**What you will do**
The records that follow should be retyped word for word.
begin
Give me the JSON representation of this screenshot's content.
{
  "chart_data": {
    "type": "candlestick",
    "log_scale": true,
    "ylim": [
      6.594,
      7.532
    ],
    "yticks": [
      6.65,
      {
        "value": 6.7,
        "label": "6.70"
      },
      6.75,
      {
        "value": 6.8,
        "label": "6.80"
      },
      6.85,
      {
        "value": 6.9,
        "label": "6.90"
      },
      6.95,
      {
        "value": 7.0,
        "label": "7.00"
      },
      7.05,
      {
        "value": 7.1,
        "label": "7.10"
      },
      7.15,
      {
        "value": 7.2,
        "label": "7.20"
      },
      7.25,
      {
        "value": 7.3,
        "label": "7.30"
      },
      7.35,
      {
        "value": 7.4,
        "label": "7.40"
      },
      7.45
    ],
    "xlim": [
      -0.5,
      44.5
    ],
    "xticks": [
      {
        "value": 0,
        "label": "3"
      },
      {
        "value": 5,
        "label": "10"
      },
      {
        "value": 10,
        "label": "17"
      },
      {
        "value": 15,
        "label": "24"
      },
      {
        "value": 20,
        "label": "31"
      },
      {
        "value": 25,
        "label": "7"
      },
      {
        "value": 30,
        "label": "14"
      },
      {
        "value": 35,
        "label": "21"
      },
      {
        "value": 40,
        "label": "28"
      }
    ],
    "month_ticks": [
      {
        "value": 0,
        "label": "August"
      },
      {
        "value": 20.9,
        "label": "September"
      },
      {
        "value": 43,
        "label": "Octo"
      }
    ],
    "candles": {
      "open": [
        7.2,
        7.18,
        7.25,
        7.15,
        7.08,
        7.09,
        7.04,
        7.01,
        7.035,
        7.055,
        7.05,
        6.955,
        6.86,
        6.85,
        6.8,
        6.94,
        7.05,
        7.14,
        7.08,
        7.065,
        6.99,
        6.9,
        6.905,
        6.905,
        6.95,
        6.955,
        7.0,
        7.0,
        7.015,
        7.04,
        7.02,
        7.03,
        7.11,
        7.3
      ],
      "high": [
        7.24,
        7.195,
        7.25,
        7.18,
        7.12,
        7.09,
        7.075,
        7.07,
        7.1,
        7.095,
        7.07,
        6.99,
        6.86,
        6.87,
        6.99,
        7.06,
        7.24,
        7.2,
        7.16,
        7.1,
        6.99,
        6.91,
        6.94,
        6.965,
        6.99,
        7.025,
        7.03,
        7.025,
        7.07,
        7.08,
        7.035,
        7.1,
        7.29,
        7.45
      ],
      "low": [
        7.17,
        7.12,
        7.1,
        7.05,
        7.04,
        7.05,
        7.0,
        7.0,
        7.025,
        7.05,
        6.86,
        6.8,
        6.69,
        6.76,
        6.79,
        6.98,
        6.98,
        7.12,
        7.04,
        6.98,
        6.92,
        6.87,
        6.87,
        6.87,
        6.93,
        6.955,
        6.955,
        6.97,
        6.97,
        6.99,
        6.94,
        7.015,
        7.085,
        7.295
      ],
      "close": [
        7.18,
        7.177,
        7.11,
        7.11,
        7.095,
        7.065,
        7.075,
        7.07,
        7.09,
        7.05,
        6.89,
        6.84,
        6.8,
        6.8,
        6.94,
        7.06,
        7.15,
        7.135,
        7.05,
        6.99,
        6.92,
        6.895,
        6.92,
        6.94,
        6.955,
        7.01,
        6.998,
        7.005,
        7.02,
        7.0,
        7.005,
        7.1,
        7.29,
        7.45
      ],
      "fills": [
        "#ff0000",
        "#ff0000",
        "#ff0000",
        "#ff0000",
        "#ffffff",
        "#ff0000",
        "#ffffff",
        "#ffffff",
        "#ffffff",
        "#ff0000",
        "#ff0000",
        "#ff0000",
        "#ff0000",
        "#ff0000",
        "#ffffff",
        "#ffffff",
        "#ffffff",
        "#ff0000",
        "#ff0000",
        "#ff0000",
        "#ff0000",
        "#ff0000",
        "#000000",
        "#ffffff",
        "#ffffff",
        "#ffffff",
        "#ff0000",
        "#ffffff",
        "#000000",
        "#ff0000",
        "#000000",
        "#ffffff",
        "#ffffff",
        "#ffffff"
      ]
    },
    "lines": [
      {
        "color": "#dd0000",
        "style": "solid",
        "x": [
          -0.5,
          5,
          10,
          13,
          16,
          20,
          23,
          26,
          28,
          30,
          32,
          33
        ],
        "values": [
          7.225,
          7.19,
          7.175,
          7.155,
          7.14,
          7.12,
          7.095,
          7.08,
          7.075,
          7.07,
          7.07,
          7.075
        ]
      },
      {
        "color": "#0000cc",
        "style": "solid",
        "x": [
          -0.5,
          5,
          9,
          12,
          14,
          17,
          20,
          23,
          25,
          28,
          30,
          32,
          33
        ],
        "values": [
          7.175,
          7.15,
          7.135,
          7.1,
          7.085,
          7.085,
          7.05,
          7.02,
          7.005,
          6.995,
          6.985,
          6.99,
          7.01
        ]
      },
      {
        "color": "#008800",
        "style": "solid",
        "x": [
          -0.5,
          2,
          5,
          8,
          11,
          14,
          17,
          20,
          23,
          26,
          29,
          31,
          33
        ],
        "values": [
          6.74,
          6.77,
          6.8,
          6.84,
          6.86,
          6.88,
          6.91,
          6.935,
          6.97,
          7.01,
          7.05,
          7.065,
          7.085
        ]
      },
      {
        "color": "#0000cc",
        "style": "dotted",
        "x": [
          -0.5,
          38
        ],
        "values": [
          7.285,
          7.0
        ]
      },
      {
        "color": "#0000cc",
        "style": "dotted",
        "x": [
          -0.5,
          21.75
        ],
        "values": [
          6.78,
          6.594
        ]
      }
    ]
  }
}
end
**Written reply**
Give me the JSON representation of this screenshot's content.
{
  "chart_data": {
    "type": "candlestick",
    "log_scale": true,
    "ylim": [
      6.594,
      7.532
    ],
    "yticks": [
      6.65,
      {
        "value": 6.7,
        "label": "6.70"
      },
      6.75,
      {
        "value": 6.8,
        "label": "6.80"
      },
      6.85,
      {
        "value": 6.9,
        "label": "6.90"
      },
      6.95,
      {
        "value": 7.0,
        "label": "7.00"
      },
      7.05,
      {
        "value": 7.1,
        "label": "7.10"
      },
      7.15,
      {
        "value": 7.2,
        "label": "7.20"
      },
      7.25,
      {
        "value": 7.3,
        "label": "7.30"
      },
      7.35,
      {
        "value": 7.4,
        "label": "7.40"
      },
      7.45
    ],
    "xlim": [
      -0.5,
      44.5
    ],
    "xticks": [
      {
        "value": 0,
        "label": "3"
      },
      {
        "value": 5,
        "label": "10"
      },
      {
        "value": 10,
        "label": "17"
      },
      {
        "value": 15,
        "label": "24"
      },
      {
        "value": 20,
        "label": "31"
      },
      {
        "value": 25,
        "label": "7"
      },
      {
        "value": 30,
        "label": "14"
      },
      {
        "value": 35,
        "label": "21"
      },
      {
        "value": 40,
        "label": "28"
      }
    ],
    "month_ticks": [
      {
        "value": 0,
        "label": "August"
      },
      {
        "value": 20.9,
        "label": "September"
      },
      {
        "value": 43,
        "label": "Octo"
      }
    ],
    "candles": {
      "open": [
        7.2,
        7.18,
        7.25,
        7.15,
        7.08,
        7.09,
        7.04,
        7.01,
        7.035,
        7.055,
        7.05,
        6.955,
        6.86,
        6.85,
        6.8,
        6.94,
        7.05,
        7.14,
        7.08,
        7.065,
        6.99,
        6.9,
        6.905,
        6.905,
        6.95,
        6.955,
        7.0,
        7.0,
        7.015,
        7.04,
        7.02,
        7.03,
        7.11,
        7.3
      ],
      "high": [
        7.24,
        7.195,
        7.25,
        7.18,
        7.12,
        7.09,
        7.075,
        7.07,
        7.1,
        7.095,
        7.07,
        6.99,
        6.86,
        6.87,
        6.99,
        7.06,
        7.24,
        7.2,
        7.16,
        7.1,
        6.99,
        6.91,
        6.94,
        6.965,
        6.99,
        7.025,
        7.03,
        7.025,
        7.07,
        7.08,
        7.035,
        7.1,
        7.29,
        7.45
      ],
      "low": [
        7.17,
        7.12,
        7.1,
        7.05,
        7.04,
        7.05,
        7.0,
        7.0,
        7.025,
        7.05,
        6.86,
        6.8,
        6.69,
        6.76,
        6.79,
        6.98,
        6.98,
        7.12,
        7.04,
        6.98,
        6.92,
        6.87,
        6.87,
        6.87,
        6.93,
        6.955,
        6.955,
        6.97,
        6.97,
        6.99,
        6.94,
        7.015,
        7.085,
        7.295
      ],
      "close": [
        7.18,
        7.177,
        7.11,
        7.11,
        7.095,
        7.065,
        7.075,
        7.07,
        7.09,
        7.05,
        6.89,
        6.84,
        6.8,
        6.8,
        6.94,
        7.06,
        7.15,
        7.135,
        7.05,
        6.99,
        6.92,
        6.895,
        6.92,
        6.94,
        6.955,
        7.01,
        6.998,
        7.005,
        7.02,
        7.0,
        7.005,
        7.1,
        7.29,
        7.45
      ],
      "fills": [
        "#ff0000",
        "#ff0000",
        "#ff0000",
        "#ff0000",
        "#ffffff",
        "#ff0000",
        "#ffffff",
        "#ffffff",
        "#ffffff",
        "#ff0000",
        "#ff0000",
        "#ff0000",
        "#ff0000",
        "#ff0000",
        "#ffffff",
        "#ffffff",
        "#ffffff",
        "#ff0000",
        "#ff0000",
        "#ff0000",
        "#ff0000",
        "#ff0000",
        "#000000",
        "#ffffff",
        "#ffffff",
        "#ffffff",
        "#ff0000",
        "#ffffff",
        "#000000",
        "#ff0000",
        "#000000",
        "#ffffff",
        "#ffffff",
        "#ffffff"
      ]
    },
    "lines": [
      {
        "color": "#dd0000",
        "style": "solid",
        "x": [
          -0.5,
          5,
          10,
          13,
          16,
          20,
          23,
          26,
          28,
          30,
          32,
          33
        ],
        "values": [
          7.225,
          7.19,
          7.175,
          7.155,
          7.14,
          7.12,
          7.095,
          7.08,
          7.075,
          7.07,
          7.07,
          7.075
        ]
      },
      {
        "color": "#0000cc",
        "style": "solid",
        "x": [
          -0.5,
          5,
          9,
          12,
          14,
          17,
          20,
          23,
          25,
          28,
          30,
          32,
          33
        ],
        "values": [
          7.175,
          7.15,
          7.135,
          7.1,
          7.085,
          7.085,
          7.05,
          7.02,
          7.005,
          6.995,
          6.985,
          6.99,
          7.01
        ]
      },
      {
        "color": "#008800",
        "style": "solid",
        "x": [
          -0.5,
          2,
          5,
          8,
          11,
          14,
          17,
          20,
          23,
          26,
          29,
          31,
          33
        ],
        "values": [
          6.74,
          6.77,
          6.8,
          6.84,
          6.86,
          6.88,
          6.91,
          6.935,
          6.97,
          7.01,
          7.05,
          7.065,
          7.085
        ]
      },
      {
        "color": "#0000cc",
        "style": "dotted",
        "x": [
          -0.5,
          38
        ],
        "values": [
          7.285,
          7.0
        ]
      },
      {
        "color": "#0000cc",
        "style": "dotted",
        "x": [
          -0.5,
          21.75
        ],
        "values": [
          6.78,
          6.594
        ]
      }
    ]
  }
}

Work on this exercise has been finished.